Each record that follows should be repeated exactly, minus any images.

::: Given data

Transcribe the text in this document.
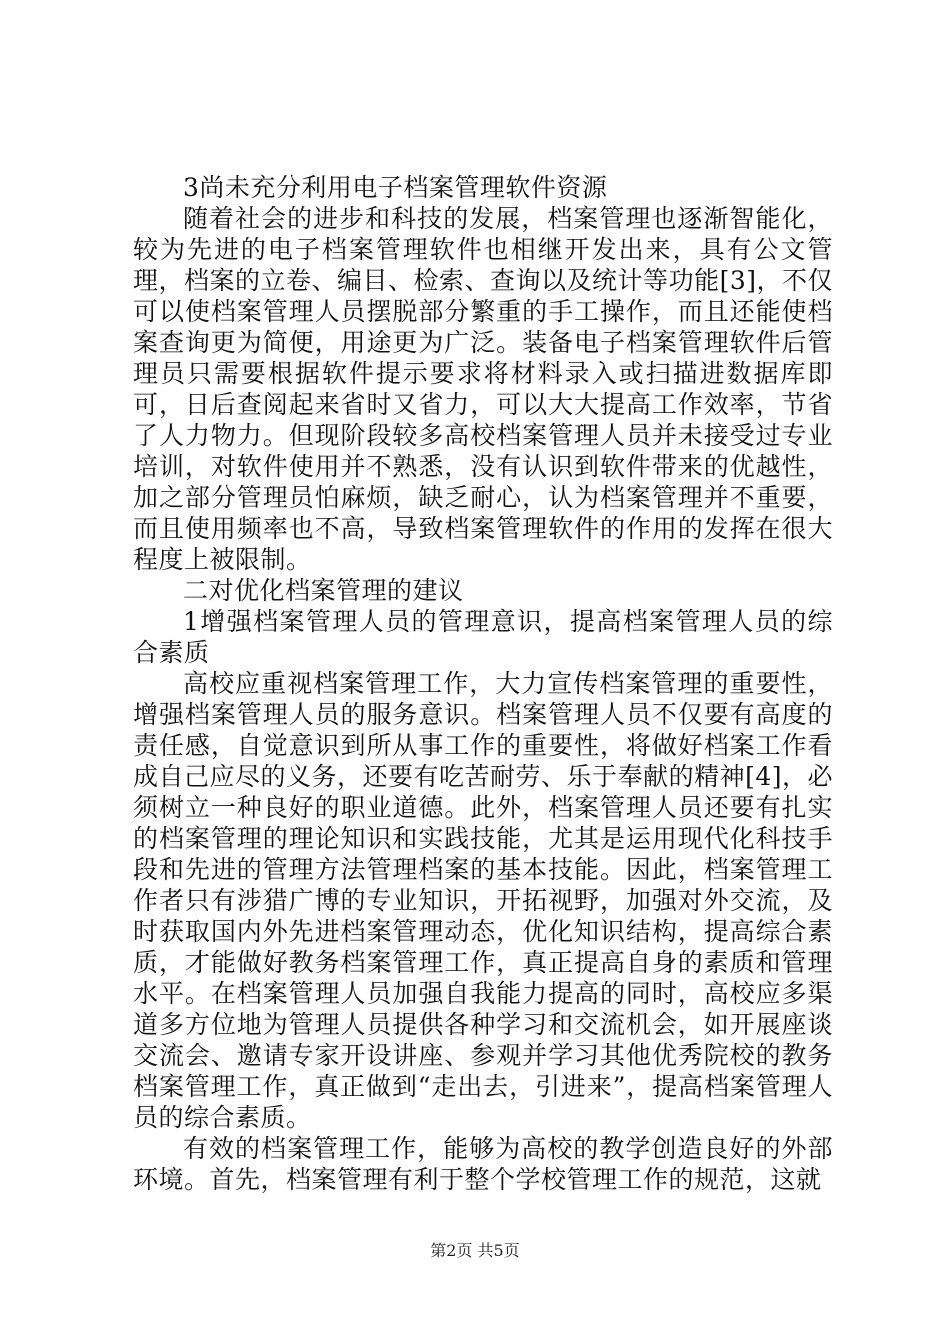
3尚未充分利用电子档案管理软件资源

随着社会的进步和科技的发展，档案管理也逐渐智能化，较为先进的电子档案管理软件也相继开发出来，具有公文管理，档案的立卷、编目、检索、查询以及统计等功能[3]，不仅可以使档案管理人员摆脱部分繁重的手工操作，而且还能使档案查询更为简便，用途更为广泛。装备电子档案管理软件后管理员只需要根据软件提示要求将材料录入或扫描进数据库即可，日后查阅起来省时又省力，可以大大提高工作效率，节省了人力物力。但现阶段较多高校档案管理人员并未接受过专业培训，对软件使用并不熟悉，没有认识到软件带来的优越性，加之部分管理员怕麻烦，缺乏耐心，认为档案管理并不重要，而且使用频率也不高，导致档案管理软件的作用的发挥在很大程度上被限制。

二对优化档案管理的建议

1增强档案管理人员的管理意识，提高档案管理人员的综合素质

高校应重视档案管理工作，大力宣传档案管理的重要性，增强档案管理人员的服务意识。档案管理人员不仅要有高度的责任感，自觉意识到所从事工作的重要性，将做好档案工作看成自己应尽的义务，还要有吃苦耐劳、乐于奉献的精神[4]，必须树立一种良好的职业道德。此外，档案管理人员还要有扎实的档案管理的理论知识和实践技能，尤其是运用现代化科技手段和先进的管理方法管理档案的基本技能。因此，档案管理工作者只有涉猎广博的专业知识，开拓视野，加强对外交流，及时获取国内外先进档案管理动态，优化知识结构，提高综合素质，才能做好教务档案管理工作，真正提高自身的素质和管理水平。在档案管理人员加强自我能力提高的同时，高校应多渠道多方位地为管理人员提供各种学习和交流机会，如开展座谈交流会、邀请专家开设讲座、参观并学习其他优秀院校的教务档案管理工作，真正做到“走出去，引进来”，提高档案管理人员的综合素质。

有效的档案管理工作，能够为高校的教学创造良好的外部环境。首先，档案管理有利于整个学校管理工作的规范，这就

第2页 共5页
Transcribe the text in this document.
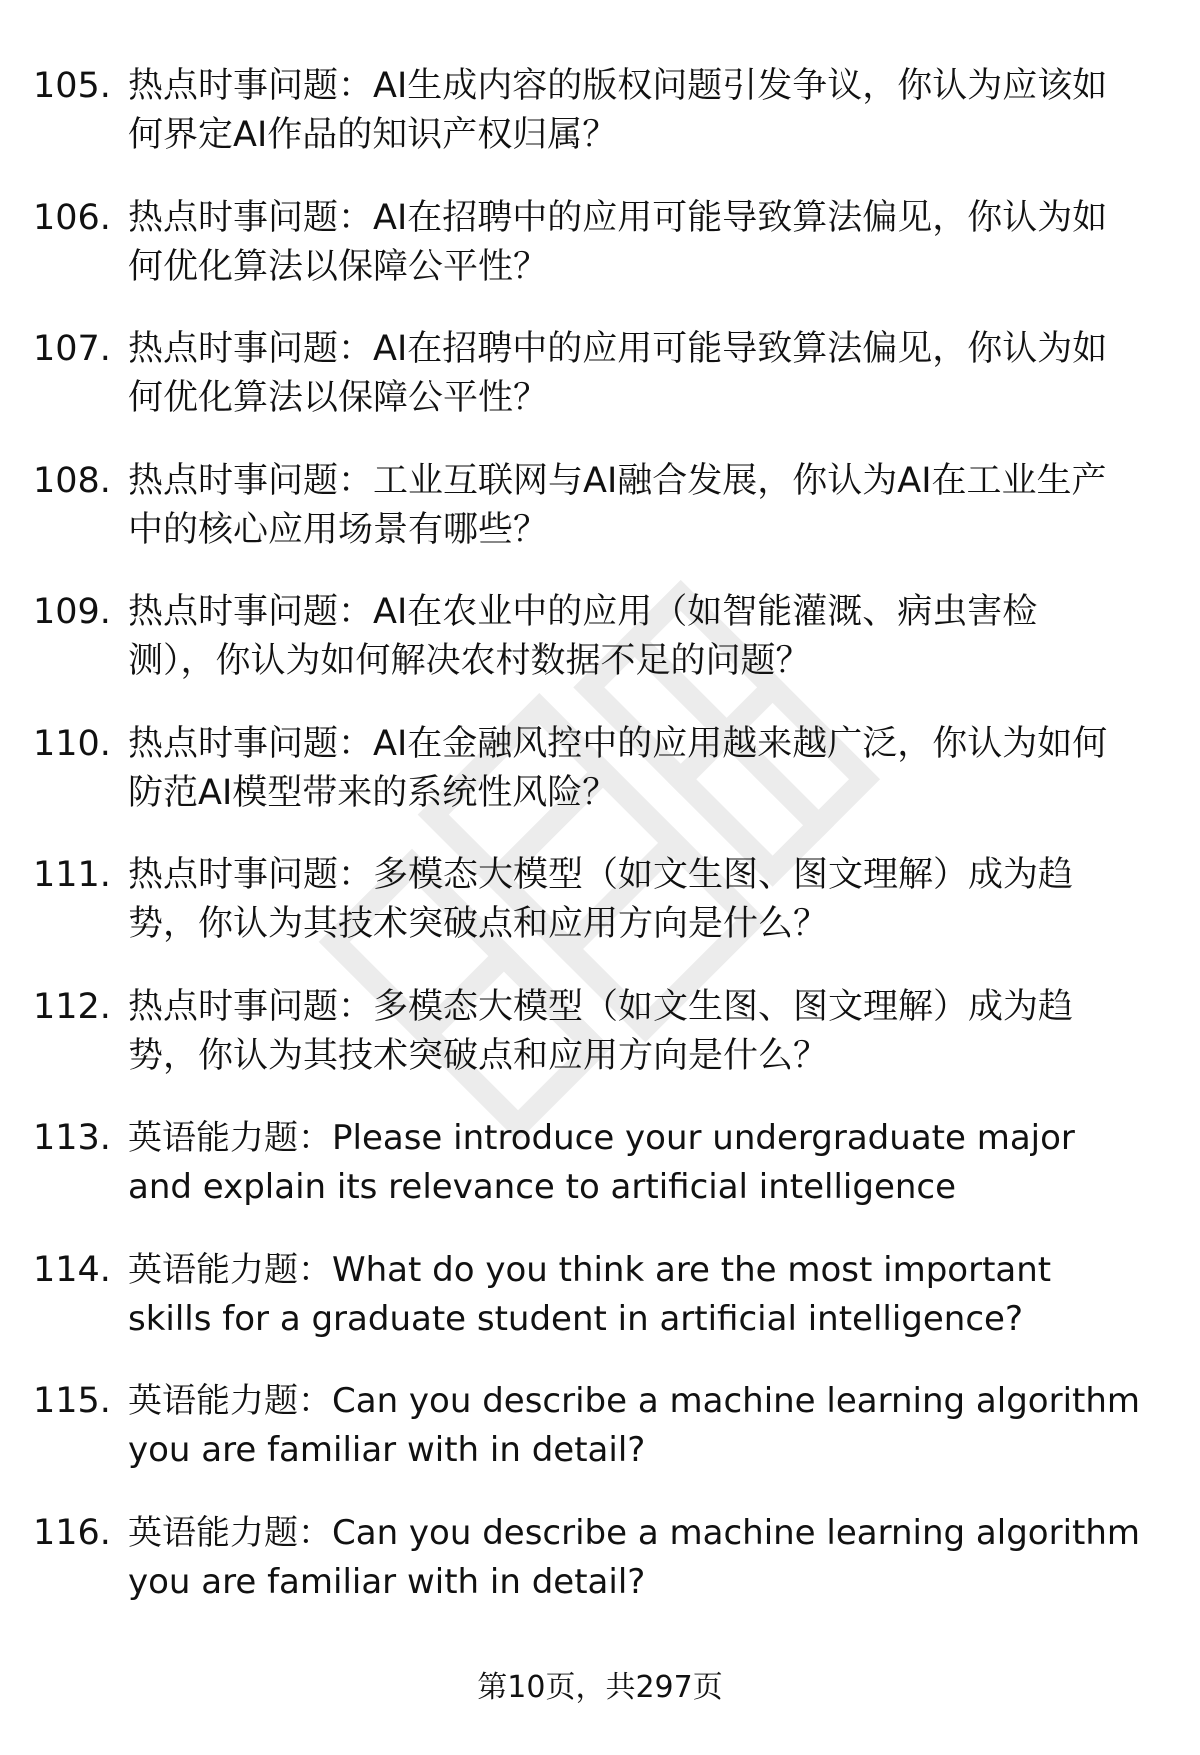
105. 热点时事问题：AI生成内容的版权问题引发争议，你认为应该如
何界定AI作品的知识产权归属？
106. 热点时事问题：AI在招聘中的应用可能导致算法偏见，你认为如
何优化算法以保障公平性？
107. 热点时事问题：AI在招聘中的应用可能导致算法偏见，你认为如
何优化算法以保障公平性？
108. 热点时事问题：工业互联网与AI融合发展，你认为AI在工业生产
中的核心应用场景有哪些？
109. 热点时事问题：AI在农业中的应用（如智能灌溉、病虫害检
测），你认为如何解决农村数据不足的问题？
110. 热点时事问题：AI在金融风控中的应用越来越广泛，你认为如何
防范AI模型带来的系统性风险？
111. 热点时事问题：多模态大模型（如文生图、图文理解）成为趋
势，你认为其技术突破点和应用方向是什么？
112. 热点时事问题：多模态大模型（如文生图、图文理解）成为趋
势，你认为其技术突破点和应用方向是什么？
113. 英语能力题：Please introduce your undergraduate major
and explain its relevance to artificial intelligence
114. 英语能力题：What do you think are the most important
skills for a graduate student in artificial intelligence?
115. 英语能力题：Can you describe a machine learning algorithm
you are familiar with in detail?
116. 英语能力题：Can you describe a machine learning algorithm
you are familiar with in detail?
第10页，共297页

::::::

> [Expected output]:
Transcribe the text in this document.
3尚未充分利用电子档案管理软件资源

随着社会的进步和科技的发展，档案管理也逐渐智能化，较为先进的电子档案管理软件也相继开发出来，具有公文管理，档案的立卷、编目、检索、查询以及统计等功能[3]，不仅可以使档案管理人员摆脱部分繁重的手工操作，而且还能使档案查询更为简便，用途更为广泛。装备电子档案管理软件后管理员只需要根据软件提示要求将材料录入或扫描进数据库即可，日后查阅起来省时又省力，可以大大提高工作效率，节省了人力物力。但现阶段较多高校档案管理人员并未接受过专业培训，对软件使用并不熟悉，没有认识到软件带来的优越性，加之部分管理员怕麻烦，缺乏耐心，认为档案管理并不重要，而且使用频率也不高，导致档案管理软件的作用的发挥在很大程度上被限制。

二对优化档案管理的建议

1增强档案管理人员的管理意识，提高档案管理人员的综合素质

高校应重视档案管理工作，大力宣传档案管理的重要性，增强档案管理人员的服务意识。档案管理人员不仅要有高度的责任感，自觉意识到所从事工作的重要性，将做好档案工作看成自己应尽的义务，还要有吃苦耐劳、乐于奉献的精神[4]，必须树立一种良好的职业道德。此外，档案管理人员还要有扎实的档案管理的理论知识和实践技能，尤其是运用现代化科技手段和先进的管理方法管理档案的基本技能。因此，档案管理工作者只有涉猎广博的专业知识，开拓视野，加强对外交流，及时获取国内外先进档案管理动态，优化知识结构，提高综合素质，才能做好教务档案管理工作，真正提高自身的素质和管理水平。在档案管理人员加强自我能力提高的同时，高校应多渠道多方位地为管理人员提供各种学习和交流机会，如开展座谈交流会、邀请专家开设讲座、参观并学习其他优秀院校的教务档案管理工作，真正做到“走出去，引进来”，提高档案管理人员的综合素质。

有效的档案管理工作，能够为高校的教学创造良好的外部环境。首先，档案管理有利于整个学校管理工作的规范，这就

第2页 共5页
Transcribe the text in this document.
105. 热点时事问题：AI生成内容的版权问题引发争议，你认为应该如
何界定AI作品的知识产权归属？
106. 热点时事问题：AI在招聘中的应用可能导致算法偏见，你认为如
何优化算法以保障公平性？
107. 热点时事问题：AI在招聘中的应用可能导致算法偏见，你认为如
何优化算法以保障公平性？
108. 热点时事问题：工业互联网与AI融合发展，你认为AI在工业生产
中的核心应用场景有哪些？
109. 热点时事问题：AI在农业中的应用（如智能灌溉、病虫害检
测），你认为如何解决农村数据不足的问题？
110. 热点时事问题：AI在金融风控中的应用越来越广泛，你认为如何
防范AI模型带来的系统性风险？
111. 热点时事问题：多模态大模型（如文生图、图文理解）成为趋
势，你认为其技术突破点和应用方向是什么？
112. 热点时事问题：多模态大模型（如文生图、图文理解）成为趋
势，你认为其技术突破点和应用方向是什么？
113. 英语能力题：Please introduce your undergraduate major
and explain its relevance to artificial intelligence
114. 英语能力题：What do you think are the most important
skills for a graduate student in artificial intelligence?
115. 英语能力题：Can you describe a machine learning algorithm
you are familiar with in detail?
116. 英语能力题：Can you describe a machine learning algorithm
you are familiar with in detail?
第10页，共297页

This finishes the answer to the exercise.